**DIRECTION**. Below are some records; work out how many of their lines contain "text" and give the number only.

•••

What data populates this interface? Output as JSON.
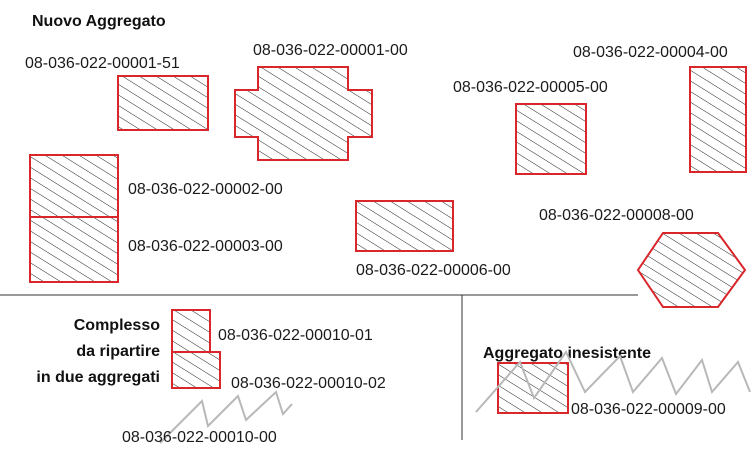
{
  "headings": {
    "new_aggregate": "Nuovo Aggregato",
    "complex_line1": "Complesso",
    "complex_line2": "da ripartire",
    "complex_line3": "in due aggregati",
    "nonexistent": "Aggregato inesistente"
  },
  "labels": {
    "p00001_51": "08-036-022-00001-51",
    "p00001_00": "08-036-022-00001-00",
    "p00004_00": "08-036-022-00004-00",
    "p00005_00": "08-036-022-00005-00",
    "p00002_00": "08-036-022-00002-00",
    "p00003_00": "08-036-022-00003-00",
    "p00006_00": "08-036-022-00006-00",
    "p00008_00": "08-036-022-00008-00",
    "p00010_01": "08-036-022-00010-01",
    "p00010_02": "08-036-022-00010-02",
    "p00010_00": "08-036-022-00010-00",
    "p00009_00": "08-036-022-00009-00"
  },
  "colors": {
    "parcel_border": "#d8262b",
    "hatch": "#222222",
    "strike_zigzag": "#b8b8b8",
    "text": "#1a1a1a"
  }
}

•••

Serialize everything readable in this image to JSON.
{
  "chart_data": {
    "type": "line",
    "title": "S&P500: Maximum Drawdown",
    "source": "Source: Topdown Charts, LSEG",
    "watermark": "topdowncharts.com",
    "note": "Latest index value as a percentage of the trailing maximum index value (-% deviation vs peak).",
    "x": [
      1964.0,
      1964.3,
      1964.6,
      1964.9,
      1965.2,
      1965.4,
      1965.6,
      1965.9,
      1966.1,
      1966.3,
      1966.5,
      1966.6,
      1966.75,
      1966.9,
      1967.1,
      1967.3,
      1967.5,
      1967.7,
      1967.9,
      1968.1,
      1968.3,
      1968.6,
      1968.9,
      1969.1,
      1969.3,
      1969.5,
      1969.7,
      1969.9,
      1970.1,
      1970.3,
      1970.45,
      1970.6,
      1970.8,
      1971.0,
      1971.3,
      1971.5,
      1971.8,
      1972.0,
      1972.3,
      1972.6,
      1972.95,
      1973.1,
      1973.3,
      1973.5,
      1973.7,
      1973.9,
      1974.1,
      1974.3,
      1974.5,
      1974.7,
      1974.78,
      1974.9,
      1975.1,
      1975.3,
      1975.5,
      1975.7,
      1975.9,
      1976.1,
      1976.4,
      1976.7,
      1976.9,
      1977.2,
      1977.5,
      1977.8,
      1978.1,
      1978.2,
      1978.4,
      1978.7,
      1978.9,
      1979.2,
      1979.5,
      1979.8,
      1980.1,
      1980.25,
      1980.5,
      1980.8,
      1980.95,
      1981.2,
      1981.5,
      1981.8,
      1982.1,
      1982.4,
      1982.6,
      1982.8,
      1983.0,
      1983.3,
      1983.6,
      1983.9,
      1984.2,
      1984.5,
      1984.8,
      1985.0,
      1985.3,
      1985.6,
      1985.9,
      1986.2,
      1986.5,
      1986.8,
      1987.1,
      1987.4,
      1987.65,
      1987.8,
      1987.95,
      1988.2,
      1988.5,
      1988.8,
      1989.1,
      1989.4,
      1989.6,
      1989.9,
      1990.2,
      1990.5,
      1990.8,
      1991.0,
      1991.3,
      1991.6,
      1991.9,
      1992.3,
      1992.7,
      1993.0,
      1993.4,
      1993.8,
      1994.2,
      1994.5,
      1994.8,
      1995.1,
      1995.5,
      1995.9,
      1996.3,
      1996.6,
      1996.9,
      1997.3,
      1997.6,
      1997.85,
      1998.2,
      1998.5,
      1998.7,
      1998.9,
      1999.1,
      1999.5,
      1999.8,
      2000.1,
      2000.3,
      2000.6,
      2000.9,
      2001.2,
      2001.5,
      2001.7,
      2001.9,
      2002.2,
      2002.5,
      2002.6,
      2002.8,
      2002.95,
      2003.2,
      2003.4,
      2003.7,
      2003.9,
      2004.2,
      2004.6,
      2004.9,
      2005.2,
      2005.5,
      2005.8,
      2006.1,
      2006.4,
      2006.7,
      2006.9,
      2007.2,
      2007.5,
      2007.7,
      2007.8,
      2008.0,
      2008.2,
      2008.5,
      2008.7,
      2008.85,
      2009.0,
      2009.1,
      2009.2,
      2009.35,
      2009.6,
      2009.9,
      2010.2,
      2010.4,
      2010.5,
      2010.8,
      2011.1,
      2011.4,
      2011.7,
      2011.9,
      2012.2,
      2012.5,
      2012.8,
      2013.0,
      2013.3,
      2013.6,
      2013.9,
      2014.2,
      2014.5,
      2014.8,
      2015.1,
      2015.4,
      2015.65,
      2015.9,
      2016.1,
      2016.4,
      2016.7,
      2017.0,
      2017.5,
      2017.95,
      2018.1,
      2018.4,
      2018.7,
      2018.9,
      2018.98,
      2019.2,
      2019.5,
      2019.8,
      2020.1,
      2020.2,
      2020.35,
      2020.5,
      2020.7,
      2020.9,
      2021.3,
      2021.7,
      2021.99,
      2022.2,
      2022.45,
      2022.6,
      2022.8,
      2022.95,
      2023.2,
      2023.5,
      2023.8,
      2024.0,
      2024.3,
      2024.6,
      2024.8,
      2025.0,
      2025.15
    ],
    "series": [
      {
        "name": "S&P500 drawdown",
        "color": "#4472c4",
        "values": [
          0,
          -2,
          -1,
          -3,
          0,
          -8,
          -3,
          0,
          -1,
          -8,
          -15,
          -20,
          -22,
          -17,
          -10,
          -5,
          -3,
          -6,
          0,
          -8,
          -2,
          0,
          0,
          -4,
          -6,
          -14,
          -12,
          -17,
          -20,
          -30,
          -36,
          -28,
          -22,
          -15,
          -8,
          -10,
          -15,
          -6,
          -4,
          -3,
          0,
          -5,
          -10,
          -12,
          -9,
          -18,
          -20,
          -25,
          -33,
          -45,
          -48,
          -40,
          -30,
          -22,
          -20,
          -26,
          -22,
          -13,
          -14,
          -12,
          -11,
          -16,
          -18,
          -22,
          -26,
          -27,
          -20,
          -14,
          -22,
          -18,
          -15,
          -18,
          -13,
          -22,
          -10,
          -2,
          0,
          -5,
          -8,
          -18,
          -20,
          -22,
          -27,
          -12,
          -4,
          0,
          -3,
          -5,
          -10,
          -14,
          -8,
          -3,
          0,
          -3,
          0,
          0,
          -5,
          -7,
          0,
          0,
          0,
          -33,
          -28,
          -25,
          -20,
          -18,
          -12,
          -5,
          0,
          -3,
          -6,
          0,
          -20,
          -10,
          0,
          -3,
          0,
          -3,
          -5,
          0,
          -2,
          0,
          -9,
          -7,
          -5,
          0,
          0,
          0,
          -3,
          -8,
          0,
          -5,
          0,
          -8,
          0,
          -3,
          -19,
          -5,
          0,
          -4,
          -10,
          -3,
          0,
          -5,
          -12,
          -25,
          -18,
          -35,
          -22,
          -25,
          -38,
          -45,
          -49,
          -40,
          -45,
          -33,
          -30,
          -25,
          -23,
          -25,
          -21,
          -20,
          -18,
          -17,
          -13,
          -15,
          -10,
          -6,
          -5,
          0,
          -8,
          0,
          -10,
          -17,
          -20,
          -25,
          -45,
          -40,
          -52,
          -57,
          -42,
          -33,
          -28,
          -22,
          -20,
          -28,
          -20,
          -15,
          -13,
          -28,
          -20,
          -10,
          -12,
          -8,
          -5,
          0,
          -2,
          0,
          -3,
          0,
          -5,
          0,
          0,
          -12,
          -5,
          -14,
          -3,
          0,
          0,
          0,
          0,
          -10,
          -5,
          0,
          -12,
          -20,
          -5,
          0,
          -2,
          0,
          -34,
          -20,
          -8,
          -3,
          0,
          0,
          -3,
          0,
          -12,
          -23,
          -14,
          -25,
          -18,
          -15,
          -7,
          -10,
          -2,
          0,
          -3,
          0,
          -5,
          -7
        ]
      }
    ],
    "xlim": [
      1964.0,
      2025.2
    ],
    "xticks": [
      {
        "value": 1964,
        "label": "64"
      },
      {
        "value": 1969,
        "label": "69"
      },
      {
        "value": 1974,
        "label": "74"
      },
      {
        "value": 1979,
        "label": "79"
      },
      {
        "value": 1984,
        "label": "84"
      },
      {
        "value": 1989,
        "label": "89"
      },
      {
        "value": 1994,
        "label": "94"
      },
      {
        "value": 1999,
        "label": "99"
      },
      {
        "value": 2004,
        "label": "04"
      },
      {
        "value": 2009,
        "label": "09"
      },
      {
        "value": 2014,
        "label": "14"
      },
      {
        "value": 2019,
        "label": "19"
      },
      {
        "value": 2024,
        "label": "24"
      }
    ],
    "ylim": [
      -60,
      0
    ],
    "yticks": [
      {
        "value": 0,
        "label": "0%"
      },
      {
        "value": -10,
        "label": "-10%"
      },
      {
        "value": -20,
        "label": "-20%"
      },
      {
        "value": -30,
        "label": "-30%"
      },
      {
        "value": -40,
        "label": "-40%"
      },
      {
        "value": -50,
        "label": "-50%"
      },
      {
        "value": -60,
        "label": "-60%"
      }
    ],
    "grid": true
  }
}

•••

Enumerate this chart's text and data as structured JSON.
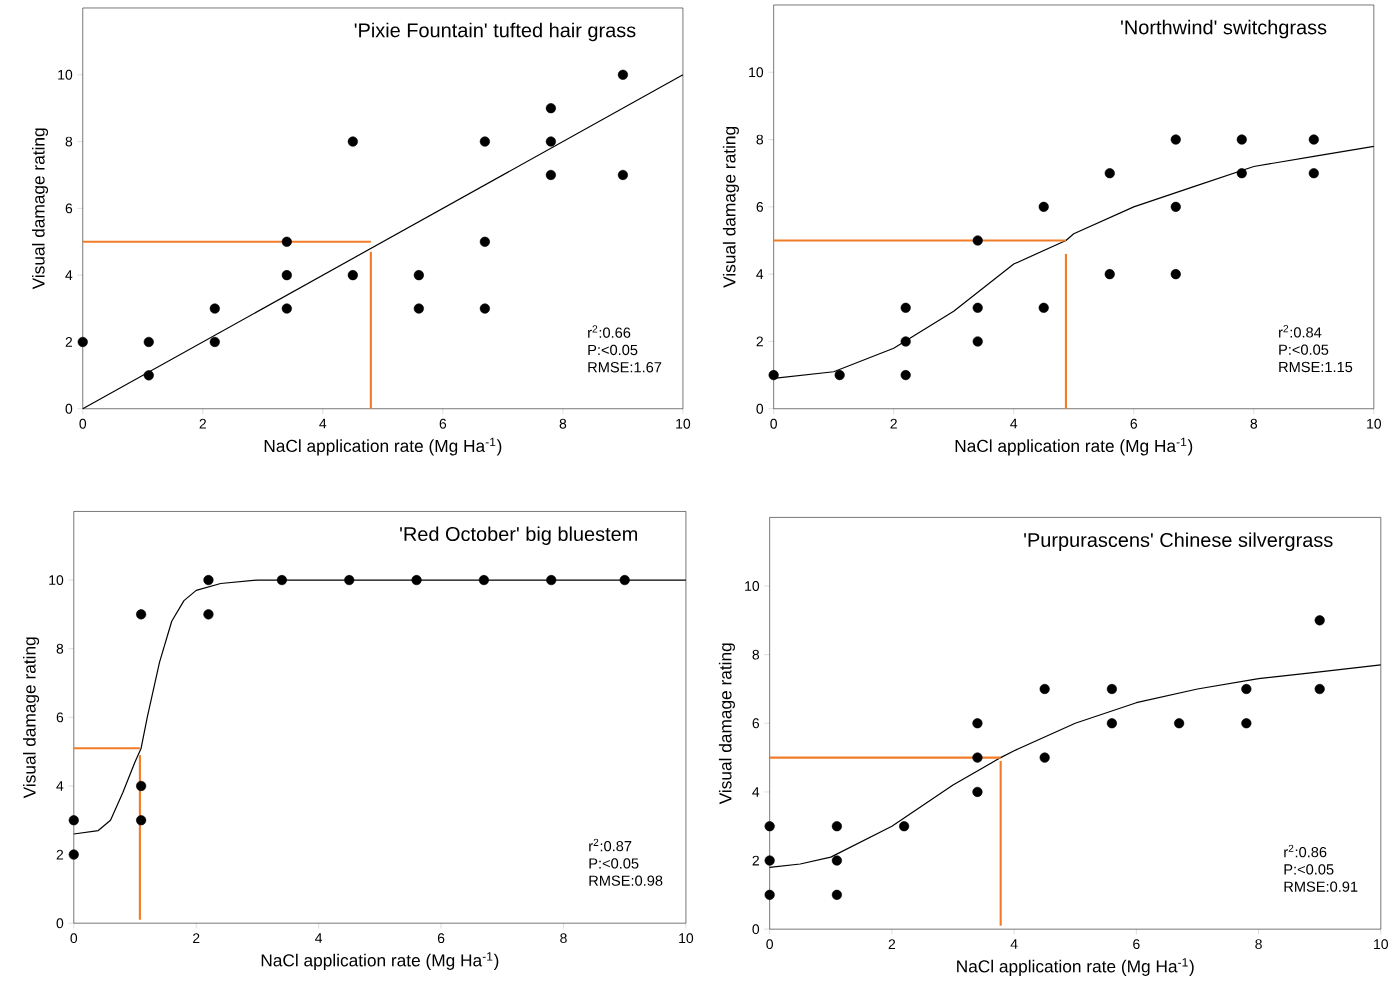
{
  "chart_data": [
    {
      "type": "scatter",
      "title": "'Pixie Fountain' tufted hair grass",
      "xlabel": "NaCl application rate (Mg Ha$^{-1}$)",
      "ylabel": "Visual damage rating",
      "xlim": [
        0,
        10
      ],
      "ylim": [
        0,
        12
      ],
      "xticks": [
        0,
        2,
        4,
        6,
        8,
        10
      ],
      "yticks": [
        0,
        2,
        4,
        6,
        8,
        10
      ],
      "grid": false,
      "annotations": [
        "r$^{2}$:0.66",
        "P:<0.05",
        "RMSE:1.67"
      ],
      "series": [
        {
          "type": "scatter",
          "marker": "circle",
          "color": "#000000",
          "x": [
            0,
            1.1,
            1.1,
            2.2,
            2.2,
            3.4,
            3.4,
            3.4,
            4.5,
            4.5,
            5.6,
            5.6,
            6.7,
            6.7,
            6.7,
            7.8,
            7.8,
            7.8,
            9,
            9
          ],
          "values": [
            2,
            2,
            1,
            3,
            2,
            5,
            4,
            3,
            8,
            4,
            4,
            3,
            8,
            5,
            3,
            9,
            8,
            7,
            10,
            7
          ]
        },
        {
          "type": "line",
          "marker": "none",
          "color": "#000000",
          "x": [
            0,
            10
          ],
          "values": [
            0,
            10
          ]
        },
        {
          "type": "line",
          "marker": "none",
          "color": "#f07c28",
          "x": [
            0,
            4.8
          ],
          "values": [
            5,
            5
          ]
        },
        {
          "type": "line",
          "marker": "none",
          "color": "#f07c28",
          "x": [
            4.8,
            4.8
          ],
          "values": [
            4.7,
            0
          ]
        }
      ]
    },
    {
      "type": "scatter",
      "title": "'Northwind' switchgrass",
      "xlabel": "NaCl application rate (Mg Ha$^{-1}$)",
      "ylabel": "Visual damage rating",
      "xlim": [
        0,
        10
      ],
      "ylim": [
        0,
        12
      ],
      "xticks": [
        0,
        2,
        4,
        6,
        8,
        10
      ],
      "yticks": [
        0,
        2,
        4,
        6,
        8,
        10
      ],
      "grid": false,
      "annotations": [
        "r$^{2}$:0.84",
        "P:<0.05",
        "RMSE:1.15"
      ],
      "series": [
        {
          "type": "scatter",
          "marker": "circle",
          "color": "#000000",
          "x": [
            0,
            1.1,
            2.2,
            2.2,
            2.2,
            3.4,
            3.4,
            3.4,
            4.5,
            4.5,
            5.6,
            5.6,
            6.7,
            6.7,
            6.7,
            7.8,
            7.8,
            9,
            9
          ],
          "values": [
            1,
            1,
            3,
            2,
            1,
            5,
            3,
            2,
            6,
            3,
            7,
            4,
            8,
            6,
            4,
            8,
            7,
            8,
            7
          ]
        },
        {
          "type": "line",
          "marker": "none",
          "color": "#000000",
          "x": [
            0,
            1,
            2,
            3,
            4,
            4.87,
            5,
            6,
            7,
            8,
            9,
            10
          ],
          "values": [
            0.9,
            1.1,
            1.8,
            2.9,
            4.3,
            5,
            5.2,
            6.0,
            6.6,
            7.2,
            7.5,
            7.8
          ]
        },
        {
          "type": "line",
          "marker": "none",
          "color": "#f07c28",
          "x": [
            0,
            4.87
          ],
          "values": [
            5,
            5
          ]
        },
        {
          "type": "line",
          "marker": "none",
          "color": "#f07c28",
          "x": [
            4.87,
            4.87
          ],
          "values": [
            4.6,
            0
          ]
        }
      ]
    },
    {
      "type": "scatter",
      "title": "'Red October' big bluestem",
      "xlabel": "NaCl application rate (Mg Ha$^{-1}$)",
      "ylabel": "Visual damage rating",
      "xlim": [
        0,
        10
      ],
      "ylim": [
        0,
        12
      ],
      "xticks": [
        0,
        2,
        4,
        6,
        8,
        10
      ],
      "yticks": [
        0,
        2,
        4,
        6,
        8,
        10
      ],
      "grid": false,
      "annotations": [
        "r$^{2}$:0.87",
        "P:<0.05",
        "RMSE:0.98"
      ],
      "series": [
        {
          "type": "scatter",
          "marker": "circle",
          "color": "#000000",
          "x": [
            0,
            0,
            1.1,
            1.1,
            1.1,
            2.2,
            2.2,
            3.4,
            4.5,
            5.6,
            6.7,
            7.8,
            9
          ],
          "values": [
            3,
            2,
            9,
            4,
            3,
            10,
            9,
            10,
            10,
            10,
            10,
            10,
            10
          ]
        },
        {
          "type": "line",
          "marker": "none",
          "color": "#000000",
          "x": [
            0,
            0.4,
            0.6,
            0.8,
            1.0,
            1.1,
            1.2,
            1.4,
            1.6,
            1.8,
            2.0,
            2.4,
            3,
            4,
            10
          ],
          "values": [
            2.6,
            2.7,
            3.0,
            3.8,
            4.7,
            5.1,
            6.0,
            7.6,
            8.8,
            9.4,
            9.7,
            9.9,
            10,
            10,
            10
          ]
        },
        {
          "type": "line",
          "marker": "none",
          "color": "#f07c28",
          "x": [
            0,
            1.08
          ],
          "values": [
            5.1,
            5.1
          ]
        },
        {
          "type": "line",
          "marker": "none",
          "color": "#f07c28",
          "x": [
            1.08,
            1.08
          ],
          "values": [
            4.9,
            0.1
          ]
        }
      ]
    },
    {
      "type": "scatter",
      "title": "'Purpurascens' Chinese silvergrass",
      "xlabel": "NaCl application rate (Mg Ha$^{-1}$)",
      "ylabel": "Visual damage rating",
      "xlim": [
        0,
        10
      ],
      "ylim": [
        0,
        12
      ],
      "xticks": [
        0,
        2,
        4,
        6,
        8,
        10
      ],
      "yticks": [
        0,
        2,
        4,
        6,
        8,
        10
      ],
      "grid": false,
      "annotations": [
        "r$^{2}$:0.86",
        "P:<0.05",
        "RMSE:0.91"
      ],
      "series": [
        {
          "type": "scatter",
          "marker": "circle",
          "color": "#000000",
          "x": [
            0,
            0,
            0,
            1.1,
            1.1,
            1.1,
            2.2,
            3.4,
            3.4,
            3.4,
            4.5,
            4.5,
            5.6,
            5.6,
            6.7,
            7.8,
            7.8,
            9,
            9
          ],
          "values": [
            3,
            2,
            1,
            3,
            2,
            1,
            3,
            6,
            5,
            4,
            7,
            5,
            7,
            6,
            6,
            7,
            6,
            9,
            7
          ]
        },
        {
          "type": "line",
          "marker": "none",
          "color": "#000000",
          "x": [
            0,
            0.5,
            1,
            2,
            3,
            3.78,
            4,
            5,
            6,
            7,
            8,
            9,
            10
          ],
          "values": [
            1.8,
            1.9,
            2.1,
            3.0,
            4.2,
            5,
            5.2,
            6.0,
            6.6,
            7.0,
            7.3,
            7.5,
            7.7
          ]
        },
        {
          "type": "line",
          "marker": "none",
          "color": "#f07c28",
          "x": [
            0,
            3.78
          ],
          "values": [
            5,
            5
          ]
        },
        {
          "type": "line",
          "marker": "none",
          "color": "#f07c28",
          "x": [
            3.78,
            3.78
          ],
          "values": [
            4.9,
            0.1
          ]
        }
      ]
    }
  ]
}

•••

**EXERCISE SOLUTION**. 2